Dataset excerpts
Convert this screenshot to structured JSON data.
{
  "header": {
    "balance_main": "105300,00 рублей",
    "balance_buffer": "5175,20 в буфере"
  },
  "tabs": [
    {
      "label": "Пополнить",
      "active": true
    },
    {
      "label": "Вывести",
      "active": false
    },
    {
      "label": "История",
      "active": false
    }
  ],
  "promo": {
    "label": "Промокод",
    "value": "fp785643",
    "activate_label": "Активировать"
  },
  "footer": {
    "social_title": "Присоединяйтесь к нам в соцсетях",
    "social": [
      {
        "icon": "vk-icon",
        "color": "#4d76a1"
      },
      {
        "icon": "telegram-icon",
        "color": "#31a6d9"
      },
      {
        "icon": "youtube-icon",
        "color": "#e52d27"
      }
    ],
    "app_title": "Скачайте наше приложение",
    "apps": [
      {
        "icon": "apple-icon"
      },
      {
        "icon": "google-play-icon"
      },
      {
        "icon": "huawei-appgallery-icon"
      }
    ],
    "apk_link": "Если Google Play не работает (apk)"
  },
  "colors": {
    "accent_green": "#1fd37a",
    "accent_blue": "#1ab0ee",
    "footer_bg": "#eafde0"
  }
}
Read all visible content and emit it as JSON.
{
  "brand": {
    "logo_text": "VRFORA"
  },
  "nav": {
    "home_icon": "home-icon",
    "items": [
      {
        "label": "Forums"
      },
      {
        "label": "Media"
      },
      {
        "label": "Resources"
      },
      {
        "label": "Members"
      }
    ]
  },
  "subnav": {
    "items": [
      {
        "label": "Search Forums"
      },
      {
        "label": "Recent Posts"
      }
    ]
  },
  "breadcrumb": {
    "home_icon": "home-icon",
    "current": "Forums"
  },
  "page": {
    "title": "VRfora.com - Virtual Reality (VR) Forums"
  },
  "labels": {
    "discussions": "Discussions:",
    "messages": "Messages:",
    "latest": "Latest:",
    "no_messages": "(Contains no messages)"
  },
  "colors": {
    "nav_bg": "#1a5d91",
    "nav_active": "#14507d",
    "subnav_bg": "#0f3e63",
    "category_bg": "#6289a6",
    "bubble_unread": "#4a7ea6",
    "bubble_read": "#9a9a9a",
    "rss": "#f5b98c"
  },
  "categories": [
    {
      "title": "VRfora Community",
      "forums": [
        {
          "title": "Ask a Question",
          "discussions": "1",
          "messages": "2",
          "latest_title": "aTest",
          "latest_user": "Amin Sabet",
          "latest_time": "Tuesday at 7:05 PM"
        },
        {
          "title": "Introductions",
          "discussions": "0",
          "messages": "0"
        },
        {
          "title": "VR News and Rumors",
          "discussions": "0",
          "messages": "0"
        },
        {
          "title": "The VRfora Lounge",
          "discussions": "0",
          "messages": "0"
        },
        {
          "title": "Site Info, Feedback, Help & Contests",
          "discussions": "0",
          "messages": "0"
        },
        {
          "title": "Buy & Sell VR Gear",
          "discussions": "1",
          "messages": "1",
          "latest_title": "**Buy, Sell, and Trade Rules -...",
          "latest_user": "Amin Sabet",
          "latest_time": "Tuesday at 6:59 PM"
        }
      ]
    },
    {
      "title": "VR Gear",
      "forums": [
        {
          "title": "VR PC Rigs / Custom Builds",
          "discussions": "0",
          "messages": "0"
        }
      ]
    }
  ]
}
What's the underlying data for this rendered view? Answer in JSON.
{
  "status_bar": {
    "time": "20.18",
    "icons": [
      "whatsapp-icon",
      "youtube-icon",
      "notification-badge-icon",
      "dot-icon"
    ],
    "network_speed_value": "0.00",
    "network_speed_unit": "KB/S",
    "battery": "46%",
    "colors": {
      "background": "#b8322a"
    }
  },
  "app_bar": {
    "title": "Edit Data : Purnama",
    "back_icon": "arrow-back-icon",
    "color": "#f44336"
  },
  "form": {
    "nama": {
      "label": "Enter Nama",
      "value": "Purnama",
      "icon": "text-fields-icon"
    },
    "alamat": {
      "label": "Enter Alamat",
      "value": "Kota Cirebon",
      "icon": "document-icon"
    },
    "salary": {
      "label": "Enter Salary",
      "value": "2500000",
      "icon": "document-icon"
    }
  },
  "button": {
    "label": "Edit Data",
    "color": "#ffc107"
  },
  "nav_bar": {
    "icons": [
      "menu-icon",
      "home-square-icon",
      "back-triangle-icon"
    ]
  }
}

__Stated problem__.
From the first line to the last, retype the data exactly.

__Worked solution__.
Convert this screenshot to structured JSON data.
{
  "header": {
    "balance_main": "105300,00 рублей",
    "balance_buffer": "5175,20 в буфере"
  },
  "tabs": [
    {
      "label": "Пополнить",
      "active": true
    },
    {
      "label": "Вывести",
      "active": false
    },
    {
      "label": "История",
      "active": false
    }
  ],
  "promo": {
    "label": "Промокод",
    "value": "fp785643",
    "activate_label": "Активировать"
  },
  "footer": {
    "social_title": "Присоединяйтесь к нам в соцсетях",
    "social": [
      {
        "icon": "vk-icon",
        "color": "#4d76a1"
      },
      {
        "icon": "telegram-icon",
        "color": "#31a6d9"
      },
      {
        "icon": "youtube-icon",
        "color": "#e52d27"
      }
    ],
    "app_title": "Скачайте наше приложение",
    "apps": [
      {
        "icon": "apple-icon"
      },
      {
        "icon": "google-play-icon"
      },
      {
        "icon": "huawei-appgallery-icon"
      }
    ],
    "apk_link": "Если Google Play не работает (apk)"
  },
  "colors": {
    "accent_green": "#1fd37a",
    "accent_blue": "#1ab0ee",
    "footer_bg": "#eafde0"
  }
}
Read all visible content and emit it as JSON.
{
  "brand": {
    "logo_text": "VRFORA"
  },
  "nav": {
    "home_icon": "home-icon",
    "items": [
      {
        "label": "Forums"
      },
      {
        "label": "Media"
      },
      {
        "label": "Resources"
      },
      {
        "label": "Members"
      }
    ]
  },
  "subnav": {
    "items": [
      {
        "label": "Search Forums"
      },
      {
        "label": "Recent Posts"
      }
    ]
  },
  "breadcrumb": {
    "home_icon": "home-icon",
    "current": "Forums"
  },
  "page": {
    "title": "VRfora.com - Virtual Reality (VR) Forums"
  },
  "labels": {
    "discussions": "Discussions:",
    "messages": "Messages:",
    "latest": "Latest:",
    "no_messages": "(Contains no messages)"
  },
  "colors": {
    "nav_bg": "#1a5d91",
    "nav_active": "#14507d",
    "subnav_bg": "#0f3e63",
    "category_bg": "#6289a6",
    "bubble_unread": "#4a7ea6",
    "bubble_read": "#9a9a9a",
    "rss": "#f5b98c"
  },
  "categories": [
    {
      "title": "VRfora Community",
      "forums": [
        {
          "title": "Ask a Question",
          "discussions": "1",
          "messages": "2",
          "latest_title": "aTest",
          "latest_user": "Amin Sabet",
          "latest_time": "Tuesday at 7:05 PM"
        },
        {
          "title": "Introductions",
          "discussions": "0",
          "messages": "0"
        },
        {
          "title": "VR News and Rumors",
          "discussions": "0",
          "messages": "0"
        },
        {
          "title": "The VRfora Lounge",
          "discussions": "0",
          "messages": "0"
        },
        {
          "title": "Site Info, Feedback, Help & Contests",
          "discussions": "0",
          "messages": "0"
        },
        {
          "title": "Buy & Sell VR Gear",
          "discussions": "1",
          "messages": "1",
          "latest_title": "**Buy, Sell, and Trade Rules -...",
          "latest_user": "Amin Sabet",
          "latest_time": "Tuesday at 6:59 PM"
        }
      ]
    },
    {
      "title": "VR Gear",
      "forums": [
        {
          "title": "VR PC Rigs / Custom Builds",
          "discussions": "0",
          "messages": "0"
        }
      ]
    }
  ]
}
What's the underlying data for this rendered view? Answer in JSON.
{
  "status_bar": {
    "time": "20.18",
    "icons": [
      "whatsapp-icon",
      "youtube-icon",
      "notification-badge-icon",
      "dot-icon"
    ],
    "network_speed_value": "0.00",
    "network_speed_unit": "KB/S",
    "battery": "46%",
    "colors": {
      "background": "#b8322a"
    }
  },
  "app_bar": {
    "title": "Edit Data : Purnama",
    "back_icon": "arrow-back-icon",
    "color": "#f44336"
  },
  "form": {
    "nama": {
      "label": "Enter Nama",
      "value": "Purnama",
      "icon": "text-fields-icon"
    },
    "alamat": {
      "label": "Enter Alamat",
      "value": "Kota Cirebon",
      "icon": "document-icon"
    },
    "salary": {
      "label": "Enter Salary",
      "value": "2500000",
      "icon": "document-icon"
    }
  },
  "button": {
    "label": "Edit Data",
    "color": "#ffc107"
  },
  "nav_bar": {
    "icons": [
      "menu-icon",
      "home-square-icon",
      "back-triangle-icon"
    ]
  }
}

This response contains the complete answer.